### Record excerpts:

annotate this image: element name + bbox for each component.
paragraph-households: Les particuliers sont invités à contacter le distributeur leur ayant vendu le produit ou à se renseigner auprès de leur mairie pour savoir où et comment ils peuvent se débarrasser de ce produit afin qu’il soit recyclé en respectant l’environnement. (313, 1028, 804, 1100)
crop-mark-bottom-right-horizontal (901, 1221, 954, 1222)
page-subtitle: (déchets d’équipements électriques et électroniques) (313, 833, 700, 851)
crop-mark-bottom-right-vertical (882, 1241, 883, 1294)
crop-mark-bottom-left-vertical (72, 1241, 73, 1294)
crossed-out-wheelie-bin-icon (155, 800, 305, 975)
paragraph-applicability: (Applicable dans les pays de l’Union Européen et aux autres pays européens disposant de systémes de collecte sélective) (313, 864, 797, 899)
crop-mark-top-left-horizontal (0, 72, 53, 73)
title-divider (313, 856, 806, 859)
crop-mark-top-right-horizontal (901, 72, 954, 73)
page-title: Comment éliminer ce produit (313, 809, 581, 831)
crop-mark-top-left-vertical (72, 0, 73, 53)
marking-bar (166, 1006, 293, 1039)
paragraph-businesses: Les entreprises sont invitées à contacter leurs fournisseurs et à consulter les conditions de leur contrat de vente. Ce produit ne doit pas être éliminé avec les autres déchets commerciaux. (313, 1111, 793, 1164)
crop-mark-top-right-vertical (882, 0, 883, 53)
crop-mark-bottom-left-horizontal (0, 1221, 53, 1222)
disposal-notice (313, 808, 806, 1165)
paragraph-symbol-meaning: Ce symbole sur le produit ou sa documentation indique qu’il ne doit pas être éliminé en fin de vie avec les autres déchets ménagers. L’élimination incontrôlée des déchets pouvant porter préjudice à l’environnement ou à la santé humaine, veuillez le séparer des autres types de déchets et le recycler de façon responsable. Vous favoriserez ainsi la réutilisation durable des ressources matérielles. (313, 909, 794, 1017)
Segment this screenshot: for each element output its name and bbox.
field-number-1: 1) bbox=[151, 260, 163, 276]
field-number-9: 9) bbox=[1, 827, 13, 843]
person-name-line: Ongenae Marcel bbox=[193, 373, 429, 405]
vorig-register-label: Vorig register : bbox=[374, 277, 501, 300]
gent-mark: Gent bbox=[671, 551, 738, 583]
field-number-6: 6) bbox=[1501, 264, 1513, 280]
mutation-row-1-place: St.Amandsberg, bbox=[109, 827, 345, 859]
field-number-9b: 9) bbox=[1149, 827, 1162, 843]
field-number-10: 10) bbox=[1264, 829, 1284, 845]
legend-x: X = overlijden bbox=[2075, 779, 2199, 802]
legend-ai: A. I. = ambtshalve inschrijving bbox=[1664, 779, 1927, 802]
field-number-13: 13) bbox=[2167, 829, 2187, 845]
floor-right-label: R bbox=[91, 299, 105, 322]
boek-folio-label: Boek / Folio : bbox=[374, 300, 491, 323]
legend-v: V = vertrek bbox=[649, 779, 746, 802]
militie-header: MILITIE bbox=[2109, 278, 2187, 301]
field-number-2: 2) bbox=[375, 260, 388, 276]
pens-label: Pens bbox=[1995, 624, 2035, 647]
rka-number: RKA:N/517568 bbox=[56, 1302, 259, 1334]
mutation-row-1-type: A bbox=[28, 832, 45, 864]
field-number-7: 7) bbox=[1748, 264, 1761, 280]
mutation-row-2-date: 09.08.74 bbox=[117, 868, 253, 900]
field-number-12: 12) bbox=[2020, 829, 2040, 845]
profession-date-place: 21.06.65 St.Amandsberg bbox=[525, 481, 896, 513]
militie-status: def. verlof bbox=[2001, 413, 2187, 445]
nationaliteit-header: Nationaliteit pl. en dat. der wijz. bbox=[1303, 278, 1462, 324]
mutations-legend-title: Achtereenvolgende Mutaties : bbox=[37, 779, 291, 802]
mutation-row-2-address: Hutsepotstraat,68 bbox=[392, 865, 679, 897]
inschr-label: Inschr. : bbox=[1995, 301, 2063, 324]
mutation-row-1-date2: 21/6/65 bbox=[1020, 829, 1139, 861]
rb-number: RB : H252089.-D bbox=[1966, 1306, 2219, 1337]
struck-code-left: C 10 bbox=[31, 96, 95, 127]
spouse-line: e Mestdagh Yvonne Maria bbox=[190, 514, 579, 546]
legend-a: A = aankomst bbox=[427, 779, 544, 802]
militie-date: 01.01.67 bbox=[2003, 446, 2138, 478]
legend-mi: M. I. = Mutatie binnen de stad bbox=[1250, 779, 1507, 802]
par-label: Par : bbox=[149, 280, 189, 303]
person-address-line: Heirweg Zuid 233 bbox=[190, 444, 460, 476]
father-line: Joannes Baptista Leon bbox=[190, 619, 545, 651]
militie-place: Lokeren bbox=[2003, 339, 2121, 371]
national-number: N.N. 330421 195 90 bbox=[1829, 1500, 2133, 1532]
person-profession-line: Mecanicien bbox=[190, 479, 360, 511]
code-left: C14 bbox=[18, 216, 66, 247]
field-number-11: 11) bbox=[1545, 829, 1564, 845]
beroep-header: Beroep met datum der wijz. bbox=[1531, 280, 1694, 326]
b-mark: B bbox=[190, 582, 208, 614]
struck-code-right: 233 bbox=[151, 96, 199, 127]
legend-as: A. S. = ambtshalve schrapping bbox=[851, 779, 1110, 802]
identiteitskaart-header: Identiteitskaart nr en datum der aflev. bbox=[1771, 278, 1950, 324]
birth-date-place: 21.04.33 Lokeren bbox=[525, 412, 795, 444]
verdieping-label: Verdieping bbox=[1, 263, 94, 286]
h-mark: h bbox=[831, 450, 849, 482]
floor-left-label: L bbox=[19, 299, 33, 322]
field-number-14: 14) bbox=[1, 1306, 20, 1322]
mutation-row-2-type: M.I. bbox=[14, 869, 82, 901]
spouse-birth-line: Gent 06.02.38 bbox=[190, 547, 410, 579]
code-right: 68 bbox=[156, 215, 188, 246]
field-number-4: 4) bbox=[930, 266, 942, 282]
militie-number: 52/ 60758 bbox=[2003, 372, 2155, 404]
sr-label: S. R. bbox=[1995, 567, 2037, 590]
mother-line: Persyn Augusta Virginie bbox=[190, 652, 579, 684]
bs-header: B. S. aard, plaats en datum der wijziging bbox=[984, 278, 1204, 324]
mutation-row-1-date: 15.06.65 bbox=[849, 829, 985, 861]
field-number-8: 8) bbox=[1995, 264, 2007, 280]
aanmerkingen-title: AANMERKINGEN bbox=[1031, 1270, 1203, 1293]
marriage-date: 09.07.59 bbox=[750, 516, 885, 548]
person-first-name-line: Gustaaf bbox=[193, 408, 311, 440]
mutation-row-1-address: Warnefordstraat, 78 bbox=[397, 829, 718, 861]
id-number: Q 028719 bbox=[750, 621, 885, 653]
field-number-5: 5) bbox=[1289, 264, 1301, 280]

### Set problem:
Reproduce the entries above exactly, from the first line through the line containing "crossed-out-wheelie-bin-icon (155, 800, 305, 975)", inclusive.

### Complete response:
annotate this image: element name + bbox for each component.
paragraph-households: Les particuliers sont invités à contacter le distributeur leur ayant vendu le produit ou à se renseigner auprès de leur mairie pour savoir où et comment ils peuvent se débarrasser de ce produit afin qu’il soit recyclé en respectant l’environnement. (313, 1028, 804, 1100)
crop-mark-bottom-right-horizontal (901, 1221, 954, 1222)
page-subtitle: (déchets d’équipements électriques et électroniques) (313, 833, 700, 851)
crop-mark-bottom-right-vertical (882, 1241, 883, 1294)
crop-mark-bottom-left-vertical (72, 1241, 73, 1294)
crossed-out-wheelie-bin-icon (155, 800, 305, 975)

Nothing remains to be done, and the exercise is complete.